■ Written instruction:
From the line with "Give me a plain-text" down to the final line of the material below, quote every line exactly and leave out all lines before it.

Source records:
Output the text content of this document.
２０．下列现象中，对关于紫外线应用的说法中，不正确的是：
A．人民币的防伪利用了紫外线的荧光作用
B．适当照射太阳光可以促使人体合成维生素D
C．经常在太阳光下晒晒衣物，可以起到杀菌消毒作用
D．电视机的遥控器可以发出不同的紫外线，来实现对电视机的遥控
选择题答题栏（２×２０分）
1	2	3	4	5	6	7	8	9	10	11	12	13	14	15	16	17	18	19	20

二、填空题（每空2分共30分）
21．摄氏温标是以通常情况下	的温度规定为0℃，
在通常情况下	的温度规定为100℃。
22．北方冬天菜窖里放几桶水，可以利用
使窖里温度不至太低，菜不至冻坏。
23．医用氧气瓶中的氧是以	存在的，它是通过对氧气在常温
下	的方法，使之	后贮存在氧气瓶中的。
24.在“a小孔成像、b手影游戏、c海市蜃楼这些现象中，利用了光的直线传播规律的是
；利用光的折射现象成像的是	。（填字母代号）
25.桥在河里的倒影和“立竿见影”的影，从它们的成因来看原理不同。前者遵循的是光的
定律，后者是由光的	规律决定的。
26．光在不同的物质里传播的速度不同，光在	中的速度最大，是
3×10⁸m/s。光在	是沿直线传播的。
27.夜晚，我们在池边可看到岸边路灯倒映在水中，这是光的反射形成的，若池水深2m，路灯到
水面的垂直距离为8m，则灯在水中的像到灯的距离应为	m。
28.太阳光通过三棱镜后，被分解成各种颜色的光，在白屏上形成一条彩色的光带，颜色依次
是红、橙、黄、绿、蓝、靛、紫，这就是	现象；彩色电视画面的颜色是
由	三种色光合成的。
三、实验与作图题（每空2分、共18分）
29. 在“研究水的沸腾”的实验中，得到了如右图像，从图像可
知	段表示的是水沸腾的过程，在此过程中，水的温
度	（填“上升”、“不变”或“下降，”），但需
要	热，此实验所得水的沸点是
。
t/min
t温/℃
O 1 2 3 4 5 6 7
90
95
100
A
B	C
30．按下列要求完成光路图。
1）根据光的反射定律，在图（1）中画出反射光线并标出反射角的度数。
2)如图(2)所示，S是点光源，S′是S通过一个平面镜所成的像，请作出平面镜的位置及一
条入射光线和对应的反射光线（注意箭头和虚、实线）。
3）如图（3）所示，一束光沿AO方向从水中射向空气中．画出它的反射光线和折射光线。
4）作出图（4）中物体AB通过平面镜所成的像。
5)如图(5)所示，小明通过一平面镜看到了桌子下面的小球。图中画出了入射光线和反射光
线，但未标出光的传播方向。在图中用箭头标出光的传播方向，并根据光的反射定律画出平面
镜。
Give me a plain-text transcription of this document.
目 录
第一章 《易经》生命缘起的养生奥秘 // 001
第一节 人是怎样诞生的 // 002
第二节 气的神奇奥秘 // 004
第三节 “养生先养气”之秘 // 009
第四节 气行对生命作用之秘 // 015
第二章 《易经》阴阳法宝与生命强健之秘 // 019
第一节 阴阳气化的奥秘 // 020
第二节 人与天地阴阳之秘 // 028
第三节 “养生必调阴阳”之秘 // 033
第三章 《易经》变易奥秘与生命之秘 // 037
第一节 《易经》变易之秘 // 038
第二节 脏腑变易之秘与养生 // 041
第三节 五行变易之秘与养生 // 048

■ Result for this exercise:
Give me a plain-text transcription of this document.
目 录
第一章 《易经》生命缘起的养生奥秘 // 001
第一节 人是怎样诞生的 // 002
第二节 气的神奇奥秘 // 004
第三节 “养生先养气”之秘 // 009
第四节 气行对生命作用之秘 // 015
第二章 《易经》阴阳法宝与生命强健之秘 // 019
第一节 阴阳气化的奥秘 // 020
第二节 人与天地阴阳之秘 // 028
第三节 “养生必调阴阳”之秘 // 033
第三章 《易经》变易奥秘与生命之秘 // 037
第一节 《易经》变易之秘 // 038
第二节 脏腑变易之秘与养生 // 041
第三节 五行变易之秘与养生 // 048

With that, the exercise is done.